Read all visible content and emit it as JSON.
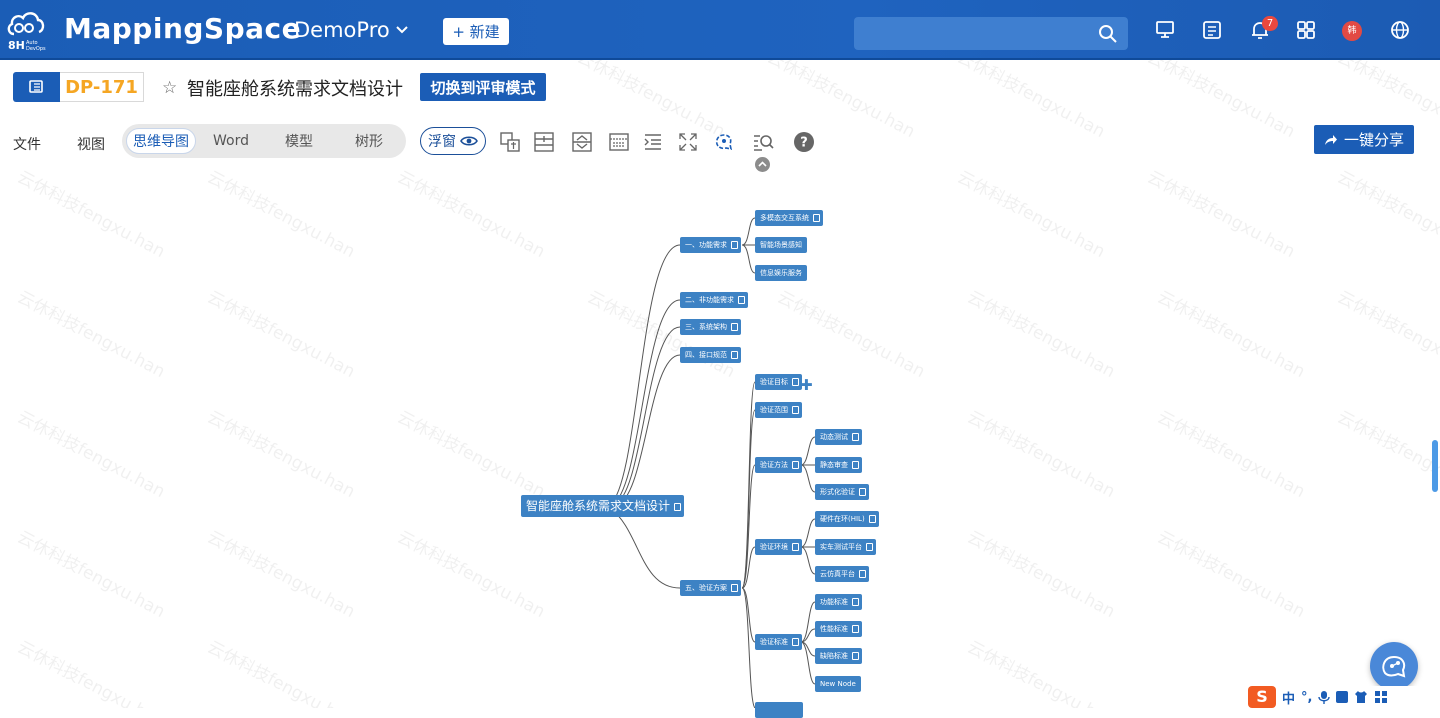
{
  "header": {
    "logo_text": "8H",
    "logo_sub": "Auto DevOps",
    "brand": "MappingSpace",
    "project": "DemoPro",
    "new_button": "+ 新建",
    "search_placeholder": "",
    "notification_count": "7",
    "avatar_text": "韩"
  },
  "document": {
    "id": "DP-171",
    "title": "智能座舱系统需求文档设计",
    "switch_button": "切换到评审模式"
  },
  "menu": {
    "file": "文件",
    "view": "视图",
    "views": [
      "思维导图",
      "Word",
      "模型",
      "树形"
    ],
    "active_view": "思维导图",
    "float_window": "浮窗",
    "share_button": "一键分享"
  },
  "watermark": "云休科技fengxu.han",
  "mindmap": {
    "root": "智能座舱系统需求文档设计",
    "nodes": {
      "n1": "一、功能需求",
      "n1a": "多模态交互系统",
      "n1b": "智能场景感知",
      "n1c": "信息娱乐服务",
      "n2": "二、非功能需求",
      "n3": "三、系统架构",
      "n4": "四、接口规范",
      "n5": "五、验证方案",
      "v1": "验证目标",
      "v2": "验证范围",
      "v3": "验证方法",
      "v3a": "动态测试",
      "v3b": "静态审查",
      "v3c": "形式化验证",
      "v4": "验证环境",
      "v4a": "硬件在环(HIL)",
      "v4b": "实车测试平台",
      "v4c": "云仿真平台",
      "v5": "验证标准",
      "v5a": "功能标准",
      "v5b": "性能标准",
      "v5c": "缺陷标准",
      "v5d": "New Node"
    }
  },
  "ime": {
    "mode": "中",
    "punct": "°,"
  },
  "colors": {
    "header_bg": "#1b5db6",
    "node_bg": "#3d82c4",
    "doc_id": "#f5a623",
    "badge": "#e8483e"
  }
}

#### What is required
From the listing above, print every entry precisely and drop the pictures.

#### Task result
Read all visible content and emit it as JSON.
{
  "header": {
    "logo_text": "8H",
    "logo_sub": "Auto DevOps",
    "brand": "MappingSpace",
    "project": "DemoPro",
    "new_button": "+ 新建",
    "search_placeholder": "",
    "notification_count": "7",
    "avatar_text": "韩"
  },
  "document": {
    "id": "DP-171",
    "title": "智能座舱系统需求文档设计",
    "switch_button": "切换到评审模式"
  },
  "menu": {
    "file": "文件",
    "view": "视图",
    "views": [
      "思维导图",
      "Word",
      "模型",
      "树形"
    ],
    "active_view": "思维导图",
    "float_window": "浮窗",
    "share_button": "一键分享"
  },
  "watermark": "云休科技fengxu.han",
  "mindmap": {
    "root": "智能座舱系统需求文档设计",
    "nodes": {
      "n1": "一、功能需求",
      "n1a": "多模态交互系统",
      "n1b": "智能场景感知",
      "n1c": "信息娱乐服务",
      "n2": "二、非功能需求",
      "n3": "三、系统架构",
      "n4": "四、接口规范",
      "n5": "五、验证方案",
      "v1": "验证目标",
      "v2": "验证范围",
      "v3": "验证方法",
      "v3a": "动态测试",
      "v3b": "静态审查",
      "v3c": "形式化验证",
      "v4": "验证环境",
      "v4a": "硬件在环(HIL)",
      "v4b": "实车测试平台",
      "v4c": "云仿真平台",
      "v5": "验证标准",
      "v5a": "功能标准",
      "v5b": "性能标准",
      "v5c": "缺陷标准",
      "v5d": "New Node"
    }
  },
  "ime": {
    "mode": "中",
    "punct": "°,"
  },
  "colors": {
    "header_bg": "#1b5db6",
    "node_bg": "#3d82c4",
    "doc_id": "#f5a623",
    "badge": "#e8483e"
  }
}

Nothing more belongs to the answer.